-- START --

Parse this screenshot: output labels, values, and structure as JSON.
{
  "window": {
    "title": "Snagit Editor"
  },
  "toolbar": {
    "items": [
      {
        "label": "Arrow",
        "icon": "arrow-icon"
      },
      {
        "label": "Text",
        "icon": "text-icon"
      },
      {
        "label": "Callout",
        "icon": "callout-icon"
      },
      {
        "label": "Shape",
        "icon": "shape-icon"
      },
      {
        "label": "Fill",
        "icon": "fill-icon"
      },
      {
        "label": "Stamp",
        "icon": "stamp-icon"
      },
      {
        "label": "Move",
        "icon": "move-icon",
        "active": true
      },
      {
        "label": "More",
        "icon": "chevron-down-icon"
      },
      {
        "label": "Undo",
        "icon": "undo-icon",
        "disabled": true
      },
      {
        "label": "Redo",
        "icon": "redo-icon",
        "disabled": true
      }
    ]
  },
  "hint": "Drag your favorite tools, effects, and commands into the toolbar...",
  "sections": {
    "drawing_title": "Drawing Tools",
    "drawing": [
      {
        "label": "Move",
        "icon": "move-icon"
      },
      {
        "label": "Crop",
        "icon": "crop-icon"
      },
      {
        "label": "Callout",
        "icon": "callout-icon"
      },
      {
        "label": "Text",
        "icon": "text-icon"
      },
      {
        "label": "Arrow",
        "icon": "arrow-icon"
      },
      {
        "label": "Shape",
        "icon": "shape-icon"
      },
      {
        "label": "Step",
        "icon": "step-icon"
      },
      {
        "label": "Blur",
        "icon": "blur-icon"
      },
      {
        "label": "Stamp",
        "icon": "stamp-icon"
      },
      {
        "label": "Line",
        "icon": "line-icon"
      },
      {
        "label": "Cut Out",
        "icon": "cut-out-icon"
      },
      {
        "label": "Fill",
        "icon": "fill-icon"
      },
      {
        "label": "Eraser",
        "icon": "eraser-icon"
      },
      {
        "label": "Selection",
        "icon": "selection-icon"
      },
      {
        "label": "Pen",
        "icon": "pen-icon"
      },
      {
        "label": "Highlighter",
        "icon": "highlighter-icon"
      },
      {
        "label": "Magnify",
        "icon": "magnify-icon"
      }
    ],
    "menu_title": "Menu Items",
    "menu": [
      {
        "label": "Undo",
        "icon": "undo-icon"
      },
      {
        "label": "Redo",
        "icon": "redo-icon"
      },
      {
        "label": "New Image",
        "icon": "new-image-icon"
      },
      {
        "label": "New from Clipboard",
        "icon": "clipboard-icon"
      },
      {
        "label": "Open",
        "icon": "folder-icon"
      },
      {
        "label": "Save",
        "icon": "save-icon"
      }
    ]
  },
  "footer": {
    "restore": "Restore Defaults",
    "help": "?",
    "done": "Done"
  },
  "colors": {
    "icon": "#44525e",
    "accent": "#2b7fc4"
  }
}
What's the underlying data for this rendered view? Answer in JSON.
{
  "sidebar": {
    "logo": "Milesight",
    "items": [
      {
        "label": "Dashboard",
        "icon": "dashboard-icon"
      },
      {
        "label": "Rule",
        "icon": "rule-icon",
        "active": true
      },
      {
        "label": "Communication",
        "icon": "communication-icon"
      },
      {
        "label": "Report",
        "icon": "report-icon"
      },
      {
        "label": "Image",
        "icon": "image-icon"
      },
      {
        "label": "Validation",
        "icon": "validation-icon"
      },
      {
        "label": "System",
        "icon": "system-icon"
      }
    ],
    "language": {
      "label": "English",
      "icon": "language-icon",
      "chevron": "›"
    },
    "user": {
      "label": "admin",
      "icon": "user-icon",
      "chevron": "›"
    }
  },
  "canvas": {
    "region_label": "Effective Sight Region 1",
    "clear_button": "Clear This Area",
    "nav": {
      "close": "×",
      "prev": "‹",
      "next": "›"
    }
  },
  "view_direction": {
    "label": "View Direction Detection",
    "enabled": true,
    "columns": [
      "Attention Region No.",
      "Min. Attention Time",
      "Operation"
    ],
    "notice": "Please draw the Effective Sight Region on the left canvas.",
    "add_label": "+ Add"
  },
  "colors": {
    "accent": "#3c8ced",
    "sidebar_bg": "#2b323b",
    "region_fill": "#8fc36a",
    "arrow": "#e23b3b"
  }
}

-- END --

* [Task objective] Extract each record, keeping it identical to the original.

* [Exercise response]
Parse this screenshot: output labels, values, and structure as JSON.
{
  "window": {
    "title": "Snagit Editor"
  },
  "toolbar": {
    "items": [
      {
        "label": "Arrow",
        "icon": "arrow-icon"
      },
      {
        "label": "Text",
        "icon": "text-icon"
      },
      {
        "label": "Callout",
        "icon": "callout-icon"
      },
      {
        "label": "Shape",
        "icon": "shape-icon"
      },
      {
        "label": "Fill",
        "icon": "fill-icon"
      },
      {
        "label": "Stamp",
        "icon": "stamp-icon"
      },
      {
        "label": "Move",
        "icon": "move-icon",
        "active": true
      },
      {
        "label": "More",
        "icon": "chevron-down-icon"
      },
      {
        "label": "Undo",
        "icon": "undo-icon",
        "disabled": true
      },
      {
        "label": "Redo",
        "icon": "redo-icon",
        "disabled": true
      }
    ]
  },
  "hint": "Drag your favorite tools, effects, and commands into the toolbar...",
  "sections": {
    "drawing_title": "Drawing Tools",
    "drawing": [
      {
        "label": "Move",
        "icon": "move-icon"
      },
      {
        "label": "Crop",
        "icon": "crop-icon"
      },
      {
        "label": "Callout",
        "icon": "callout-icon"
      },
      {
        "label": "Text",
        "icon": "text-icon"
      },
      {
        "label": "Arrow",
        "icon": "arrow-icon"
      },
      {
        "label": "Shape",
        "icon": "shape-icon"
      },
      {
        "label": "Step",
        "icon": "step-icon"
      },
      {
        "label": "Blur",
        "icon": "blur-icon"
      },
      {
        "label": "Stamp",
        "icon": "stamp-icon"
      },
      {
        "label": "Line",
        "icon": "line-icon"
      },
      {
        "label": "Cut Out",
        "icon": "cut-out-icon"
      },
      {
        "label": "Fill",
        "icon": "fill-icon"
      },
      {
        "label": "Eraser",
        "icon": "eraser-icon"
      },
      {
        "label": "Selection",
        "icon": "selection-icon"
      },
      {
        "label": "Pen",
        "icon": "pen-icon"
      },
      {
        "label": "Highlighter",
        "icon": "highlighter-icon"
      },
      {
        "label": "Magnify",
        "icon": "magnify-icon"
      }
    ],
    "menu_title": "Menu Items",
    "menu": [
      {
        "label": "Undo",
        "icon": "undo-icon"
      },
      {
        "label": "Redo",
        "icon": "redo-icon"
      },
      {
        "label": "New Image",
        "icon": "new-image-icon"
      },
      {
        "label": "New from Clipboard",
        "icon": "clipboard-icon"
      },
      {
        "label": "Open",
        "icon": "folder-icon"
      },
      {
        "label": "Save",
        "icon": "save-icon"
      }
    ]
  },
  "footer": {
    "restore": "Restore Defaults",
    "help": "?",
    "done": "Done"
  },
  "colors": {
    "icon": "#44525e",
    "accent": "#2b7fc4"
  }
}
What's the underlying data for this rendered view? Answer in JSON.
{
  "sidebar": {
    "logo": "Milesight",
    "items": [
      {
        "label": "Dashboard",
        "icon": "dashboard-icon"
      },
      {
        "label": "Rule",
        "icon": "rule-icon",
        "active": true
      },
      {
        "label": "Communication",
        "icon": "communication-icon"
      },
      {
        "label": "Report",
        "icon": "report-icon"
      },
      {
        "label": "Image",
        "icon": "image-icon"
      },
      {
        "label": "Validation",
        "icon": "validation-icon"
      },
      {
        "label": "System",
        "icon": "system-icon"
      }
    ],
    "language": {
      "label": "English",
      "icon": "language-icon",
      "chevron": "›"
    },
    "user": {
      "label": "admin",
      "icon": "user-icon",
      "chevron": "›"
    }
  },
  "canvas": {
    "region_label": "Effective Sight Region 1",
    "clear_button": "Clear This Area",
    "nav": {
      "close": "×",
      "prev": "‹",
      "next": "›"
    }
  },
  "view_direction": {
    "label": "View Direction Detection",
    "enabled": true,
    "columns": [
      "Attention Region No.",
      "Min. Attention Time",
      "Operation"
    ],
    "notice": "Please draw the Effective Sight Region on the left canvas.",
    "add_label": "+ Add"
  },
  "colors": {
    "accent": "#3c8ced",
    "sidebar_bg": "#2b323b",
    "region_fill": "#8fc36a",
    "arrow": "#e23b3b"
  }
}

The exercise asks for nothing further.